- [REQUIRED WORK]
**a)** List the aunts named in the memorial service account below.
**b)** Extend the memorial service account below, picking up after its final sentence.

- [TEXT SHOWN]
Segment Open

This week my brother Moose wrote about my grandmother's memorial service. True to form, she had it planned out to the nth degree:
"...We pulled into the drive and I could remember so many things about that house.  Most prominent was grandma standing in the driveway as we would leave, waving until our car was out of site at the bottom of the steep hill.

"The next morning, the minister came and met with the family.   Grandma had called him a few weeks ago, let him know she was ready to go, leaving instructions for how her funeral was to be conducted.  She told him what songs she wanted, what bible verses, and what to preach on.  As you probably remember, Grandma loves to be in charge and she loves to put on events.  He said you can't really tell "Ms. Alma" no and that he had tried before and he knew better.

"Aunt Ruthie, Aunt Freida, Aunt Ginny and the minister shared stories about Grandma and it was really something to listen to everyone talk.  One of her requests (demands?) was that he not preach a sermon about her, but that he preach about faith.  She also wanted the 23rd Psalm and the Easter story read.  She said it didn’t matter to her which gospel he read it from, they all turn out the same way anyway."

Note from Steve: That made me laugh. That "any Gospel story will do since they all turn out the same."

"Grandma also told him that this was a good time of year to die because there would be lots of pretty Spring flowers in bloom.  I always remember how Grandma liked things to be nice!
"We went to the funeral home that afternoon.  The family was all arriving and I suddenly remembered why I never consider myself tall at "only" six feet.  It was great to see everyone and amazing to see the large family that has grown up under Grandma and everyone felt they knew her.  I don’t think anyone felt they were forgotten or left out.  I remember once she sent me $100 for my birthday when I was in college.  Being a college student, I didn’t quite get a “thank you” card back to her.  Guess what I got in the mail?  Another $100 check!  She just assumed that I had not gotten it.

"She didn’t forget anyone.  People were pouring in, including many friends of hers from church and other organizations.  It was hard to believe how many people she had had such an impact on.  Jill and the kids also got an appreciation for how large a family we have.  Grandma looked beautiful.  The casket was a gray color with a copper trim that had roses engraved in it.  The inside of the casket was a pale pink.  I heard someone mention that she was concerned about the color of the casket because she wanted to look nice.  Well, she did!

Segment Closed

- [DATA EXTRACT]
Segment Open

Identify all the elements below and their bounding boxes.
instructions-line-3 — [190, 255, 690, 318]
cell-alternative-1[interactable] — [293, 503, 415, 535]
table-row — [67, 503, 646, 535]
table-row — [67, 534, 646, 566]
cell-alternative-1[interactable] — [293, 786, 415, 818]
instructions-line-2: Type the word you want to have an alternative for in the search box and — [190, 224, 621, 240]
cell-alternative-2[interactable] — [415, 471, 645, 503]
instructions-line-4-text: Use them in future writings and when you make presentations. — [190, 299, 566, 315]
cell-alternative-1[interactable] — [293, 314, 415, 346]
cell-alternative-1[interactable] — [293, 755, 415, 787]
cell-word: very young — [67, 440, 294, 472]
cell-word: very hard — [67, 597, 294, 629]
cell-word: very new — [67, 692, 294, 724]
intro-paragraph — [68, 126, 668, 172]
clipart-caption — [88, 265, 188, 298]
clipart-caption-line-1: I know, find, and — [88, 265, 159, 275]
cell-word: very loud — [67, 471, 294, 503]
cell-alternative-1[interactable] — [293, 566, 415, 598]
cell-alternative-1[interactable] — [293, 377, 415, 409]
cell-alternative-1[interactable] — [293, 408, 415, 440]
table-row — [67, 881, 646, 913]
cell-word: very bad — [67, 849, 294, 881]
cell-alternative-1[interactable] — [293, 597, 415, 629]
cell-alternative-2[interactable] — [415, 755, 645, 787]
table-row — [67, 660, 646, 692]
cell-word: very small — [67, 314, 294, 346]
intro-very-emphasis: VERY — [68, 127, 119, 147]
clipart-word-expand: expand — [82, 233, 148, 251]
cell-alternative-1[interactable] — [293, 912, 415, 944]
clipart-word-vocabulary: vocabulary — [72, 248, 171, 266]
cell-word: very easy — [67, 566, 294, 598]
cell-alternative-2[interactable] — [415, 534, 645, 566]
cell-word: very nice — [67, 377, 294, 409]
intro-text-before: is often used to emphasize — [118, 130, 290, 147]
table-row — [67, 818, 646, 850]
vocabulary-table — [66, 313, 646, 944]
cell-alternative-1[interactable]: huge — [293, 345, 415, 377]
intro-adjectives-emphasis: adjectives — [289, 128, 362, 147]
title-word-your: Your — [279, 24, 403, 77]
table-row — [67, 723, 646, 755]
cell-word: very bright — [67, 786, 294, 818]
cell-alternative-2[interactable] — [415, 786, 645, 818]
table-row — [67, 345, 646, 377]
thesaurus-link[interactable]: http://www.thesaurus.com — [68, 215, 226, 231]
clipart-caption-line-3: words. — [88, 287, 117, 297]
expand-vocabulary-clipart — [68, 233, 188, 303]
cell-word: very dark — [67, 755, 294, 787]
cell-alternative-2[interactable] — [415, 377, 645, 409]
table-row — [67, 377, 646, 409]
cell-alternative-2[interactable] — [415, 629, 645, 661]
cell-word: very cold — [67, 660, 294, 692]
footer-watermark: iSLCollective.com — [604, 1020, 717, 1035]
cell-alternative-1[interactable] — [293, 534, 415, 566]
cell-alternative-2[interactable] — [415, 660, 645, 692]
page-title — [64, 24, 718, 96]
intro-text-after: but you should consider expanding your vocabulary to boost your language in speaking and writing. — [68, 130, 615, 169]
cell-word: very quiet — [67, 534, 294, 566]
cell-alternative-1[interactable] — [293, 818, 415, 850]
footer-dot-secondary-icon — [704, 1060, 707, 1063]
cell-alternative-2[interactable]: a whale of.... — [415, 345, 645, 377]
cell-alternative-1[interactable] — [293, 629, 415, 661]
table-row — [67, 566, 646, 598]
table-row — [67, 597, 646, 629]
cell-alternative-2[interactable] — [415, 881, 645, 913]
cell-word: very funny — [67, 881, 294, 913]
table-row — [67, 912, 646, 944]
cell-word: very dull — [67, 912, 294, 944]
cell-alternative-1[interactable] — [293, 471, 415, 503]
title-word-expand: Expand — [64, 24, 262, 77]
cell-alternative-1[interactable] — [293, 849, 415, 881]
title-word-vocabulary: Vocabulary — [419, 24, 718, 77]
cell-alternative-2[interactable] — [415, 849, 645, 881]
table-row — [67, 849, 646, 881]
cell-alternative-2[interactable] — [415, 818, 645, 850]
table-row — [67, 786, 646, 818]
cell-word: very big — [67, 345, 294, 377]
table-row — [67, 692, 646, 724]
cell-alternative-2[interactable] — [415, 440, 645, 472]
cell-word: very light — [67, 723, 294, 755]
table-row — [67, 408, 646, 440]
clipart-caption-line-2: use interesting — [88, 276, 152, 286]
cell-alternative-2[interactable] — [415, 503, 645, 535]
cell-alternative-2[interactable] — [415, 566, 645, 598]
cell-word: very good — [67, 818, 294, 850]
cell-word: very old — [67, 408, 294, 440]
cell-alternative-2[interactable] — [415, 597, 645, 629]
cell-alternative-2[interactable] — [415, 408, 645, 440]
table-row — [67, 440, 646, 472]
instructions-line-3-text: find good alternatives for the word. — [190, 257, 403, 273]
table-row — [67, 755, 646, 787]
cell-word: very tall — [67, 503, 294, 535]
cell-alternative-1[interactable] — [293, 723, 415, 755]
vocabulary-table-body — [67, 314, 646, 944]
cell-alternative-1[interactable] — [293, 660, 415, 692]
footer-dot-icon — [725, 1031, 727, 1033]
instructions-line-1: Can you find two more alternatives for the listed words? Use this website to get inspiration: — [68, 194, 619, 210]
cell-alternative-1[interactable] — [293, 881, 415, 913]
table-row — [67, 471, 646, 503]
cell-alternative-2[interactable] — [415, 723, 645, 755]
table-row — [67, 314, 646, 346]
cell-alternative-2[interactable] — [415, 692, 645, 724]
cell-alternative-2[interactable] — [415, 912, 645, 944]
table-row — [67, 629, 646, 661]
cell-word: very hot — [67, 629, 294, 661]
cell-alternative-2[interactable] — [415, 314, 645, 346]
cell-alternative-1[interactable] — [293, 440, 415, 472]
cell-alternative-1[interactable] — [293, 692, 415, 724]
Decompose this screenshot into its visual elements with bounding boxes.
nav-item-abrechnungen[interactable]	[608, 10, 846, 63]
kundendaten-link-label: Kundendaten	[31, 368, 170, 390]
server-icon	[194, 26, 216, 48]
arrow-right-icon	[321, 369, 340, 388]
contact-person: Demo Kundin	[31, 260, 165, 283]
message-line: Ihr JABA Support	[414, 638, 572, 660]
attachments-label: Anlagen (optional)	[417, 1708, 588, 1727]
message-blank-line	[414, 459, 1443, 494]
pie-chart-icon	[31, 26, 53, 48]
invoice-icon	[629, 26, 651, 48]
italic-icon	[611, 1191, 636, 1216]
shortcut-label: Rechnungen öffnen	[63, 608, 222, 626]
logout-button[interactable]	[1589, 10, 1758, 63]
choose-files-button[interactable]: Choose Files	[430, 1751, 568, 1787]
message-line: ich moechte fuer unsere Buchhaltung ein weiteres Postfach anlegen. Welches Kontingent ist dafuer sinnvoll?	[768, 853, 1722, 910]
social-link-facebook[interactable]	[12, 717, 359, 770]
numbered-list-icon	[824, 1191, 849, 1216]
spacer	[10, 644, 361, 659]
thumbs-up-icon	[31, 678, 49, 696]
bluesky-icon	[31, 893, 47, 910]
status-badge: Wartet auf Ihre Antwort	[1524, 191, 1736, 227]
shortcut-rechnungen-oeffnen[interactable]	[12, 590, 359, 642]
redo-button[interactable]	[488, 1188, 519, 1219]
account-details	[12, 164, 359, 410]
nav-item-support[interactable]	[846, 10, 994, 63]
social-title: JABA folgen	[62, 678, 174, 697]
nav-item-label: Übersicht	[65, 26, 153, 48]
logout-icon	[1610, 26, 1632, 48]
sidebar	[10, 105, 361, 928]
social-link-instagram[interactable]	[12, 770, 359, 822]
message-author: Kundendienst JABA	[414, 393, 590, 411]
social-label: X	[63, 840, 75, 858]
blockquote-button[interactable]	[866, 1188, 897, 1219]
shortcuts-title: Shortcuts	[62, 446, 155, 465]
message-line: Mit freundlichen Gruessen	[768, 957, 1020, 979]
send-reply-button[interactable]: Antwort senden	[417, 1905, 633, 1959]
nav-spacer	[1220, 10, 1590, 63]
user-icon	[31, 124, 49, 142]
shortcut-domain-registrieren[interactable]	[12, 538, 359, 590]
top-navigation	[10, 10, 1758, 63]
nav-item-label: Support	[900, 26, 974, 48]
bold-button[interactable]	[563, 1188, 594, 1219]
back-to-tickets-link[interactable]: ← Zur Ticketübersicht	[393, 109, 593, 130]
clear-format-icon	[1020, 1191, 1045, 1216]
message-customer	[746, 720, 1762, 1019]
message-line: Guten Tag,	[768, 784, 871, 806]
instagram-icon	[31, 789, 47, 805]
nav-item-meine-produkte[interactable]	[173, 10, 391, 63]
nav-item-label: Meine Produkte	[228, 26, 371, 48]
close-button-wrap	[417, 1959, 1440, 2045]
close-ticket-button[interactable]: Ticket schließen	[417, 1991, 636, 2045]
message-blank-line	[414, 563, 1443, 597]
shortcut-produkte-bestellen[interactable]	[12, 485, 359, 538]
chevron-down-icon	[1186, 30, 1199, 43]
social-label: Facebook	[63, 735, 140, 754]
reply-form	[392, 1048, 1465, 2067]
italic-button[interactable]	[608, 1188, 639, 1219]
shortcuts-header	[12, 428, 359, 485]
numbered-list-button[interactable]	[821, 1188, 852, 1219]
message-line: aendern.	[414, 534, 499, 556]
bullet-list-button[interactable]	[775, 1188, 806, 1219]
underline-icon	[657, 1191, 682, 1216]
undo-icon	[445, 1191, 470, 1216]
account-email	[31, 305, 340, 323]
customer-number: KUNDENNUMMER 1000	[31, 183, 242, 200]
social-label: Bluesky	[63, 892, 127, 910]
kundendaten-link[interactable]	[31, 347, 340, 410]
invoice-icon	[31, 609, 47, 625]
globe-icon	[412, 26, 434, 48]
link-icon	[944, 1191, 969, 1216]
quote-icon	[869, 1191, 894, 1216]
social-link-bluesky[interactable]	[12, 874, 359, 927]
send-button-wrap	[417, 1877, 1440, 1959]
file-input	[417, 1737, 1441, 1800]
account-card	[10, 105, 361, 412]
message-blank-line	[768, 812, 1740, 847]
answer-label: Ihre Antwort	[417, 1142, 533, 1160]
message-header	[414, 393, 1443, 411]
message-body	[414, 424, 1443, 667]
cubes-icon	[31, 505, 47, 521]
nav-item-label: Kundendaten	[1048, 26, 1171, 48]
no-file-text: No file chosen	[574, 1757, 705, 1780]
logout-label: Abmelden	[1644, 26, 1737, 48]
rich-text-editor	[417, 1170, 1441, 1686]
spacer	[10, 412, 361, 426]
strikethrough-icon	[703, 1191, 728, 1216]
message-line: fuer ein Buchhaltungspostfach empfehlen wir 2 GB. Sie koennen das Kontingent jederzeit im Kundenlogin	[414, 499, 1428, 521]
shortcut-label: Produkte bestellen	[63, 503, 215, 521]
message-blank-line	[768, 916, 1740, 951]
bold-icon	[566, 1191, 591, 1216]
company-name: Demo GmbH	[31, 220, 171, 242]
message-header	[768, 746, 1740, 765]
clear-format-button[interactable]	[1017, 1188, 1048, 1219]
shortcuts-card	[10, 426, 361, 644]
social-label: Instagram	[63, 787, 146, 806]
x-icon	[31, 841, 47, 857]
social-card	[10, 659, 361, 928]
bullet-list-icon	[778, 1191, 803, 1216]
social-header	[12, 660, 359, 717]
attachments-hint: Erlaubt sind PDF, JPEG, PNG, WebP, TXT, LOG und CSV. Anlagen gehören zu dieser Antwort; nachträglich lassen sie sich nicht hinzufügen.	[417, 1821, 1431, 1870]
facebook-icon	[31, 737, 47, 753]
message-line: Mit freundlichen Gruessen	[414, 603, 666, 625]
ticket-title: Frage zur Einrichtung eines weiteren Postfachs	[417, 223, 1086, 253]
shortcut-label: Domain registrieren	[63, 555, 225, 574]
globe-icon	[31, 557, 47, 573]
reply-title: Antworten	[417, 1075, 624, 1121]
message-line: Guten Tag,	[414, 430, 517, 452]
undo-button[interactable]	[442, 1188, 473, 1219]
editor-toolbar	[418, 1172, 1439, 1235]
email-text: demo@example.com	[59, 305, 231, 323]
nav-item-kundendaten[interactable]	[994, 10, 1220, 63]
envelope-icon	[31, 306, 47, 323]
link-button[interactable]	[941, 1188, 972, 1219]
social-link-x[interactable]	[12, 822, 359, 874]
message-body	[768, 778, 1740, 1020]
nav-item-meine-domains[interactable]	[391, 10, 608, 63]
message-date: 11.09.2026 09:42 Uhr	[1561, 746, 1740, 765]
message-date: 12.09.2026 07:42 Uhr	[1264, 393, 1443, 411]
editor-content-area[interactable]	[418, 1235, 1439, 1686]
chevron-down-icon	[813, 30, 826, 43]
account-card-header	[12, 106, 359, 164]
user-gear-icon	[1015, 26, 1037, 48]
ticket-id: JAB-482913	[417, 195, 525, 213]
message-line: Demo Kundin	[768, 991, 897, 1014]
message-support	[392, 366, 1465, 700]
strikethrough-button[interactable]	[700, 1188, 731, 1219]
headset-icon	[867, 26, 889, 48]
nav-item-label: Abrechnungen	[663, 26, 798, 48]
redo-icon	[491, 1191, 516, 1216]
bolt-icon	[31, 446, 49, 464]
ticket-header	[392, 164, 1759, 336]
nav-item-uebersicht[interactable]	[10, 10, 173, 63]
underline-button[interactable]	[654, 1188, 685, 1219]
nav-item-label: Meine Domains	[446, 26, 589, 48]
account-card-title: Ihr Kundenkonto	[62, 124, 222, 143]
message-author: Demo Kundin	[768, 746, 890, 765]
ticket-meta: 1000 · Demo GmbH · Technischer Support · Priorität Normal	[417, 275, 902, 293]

Segment Closed

- [ACTIVITY ANSWERS]
**a)** Aunt Ruthie, Aunt Freida, Aunt Ginny

**b)**
"After the wake, we all went to Aunt Ruthie’s house for food and more talk.  Of course, we had the traditional northern Louisiana meal.  Johnny’s Pizza, gumbo and bread pudding!  Everyone caught up with each other and strange kids I had never seen ran around, while I tried to put each with their parents.  There were many laughs, occasional tears and lots of hugs.  I didn’t remember our family being such a hugging family, but then again, when you are young, you always avoid having people grab and hug you!

"The day of the funeral turned out to be chilly and rainy.  The minister came in and told us it was raining, but not to worry - “it wouldn’t rain on the memory of Ms. Alma.”  As we entered the church, there were flowers everywhere and it was really beautiful.  There were quite a few people from her church and also some little old ladies in red jackets -- members of an auxiliary she was with.

"After introductions, we sang “Amazing Grace” - she had us sing all six verses - apparently, it bothered Grandma that people skip some of the verses, so we sang them all for her.  We then recited the Apostles Creed - again, something she specifically directed the minister to include.  He read the 23rd Psalm and the Easter story from the Book of Luke.  The message was about many of the things she had done for the Lord and for the church.  He said that she wanted him to preach on love and faith, not about her but that a message that was about her *was* a message of love and faith.  He told us about her many acts of kindness and charity.  He told us how she explained that she was ready to die and that she would stop taking her blood transfusions because they could be used on younger people who had not yet lived a full life like her.  She would rather young mothers or young fathers get the blood instead of her.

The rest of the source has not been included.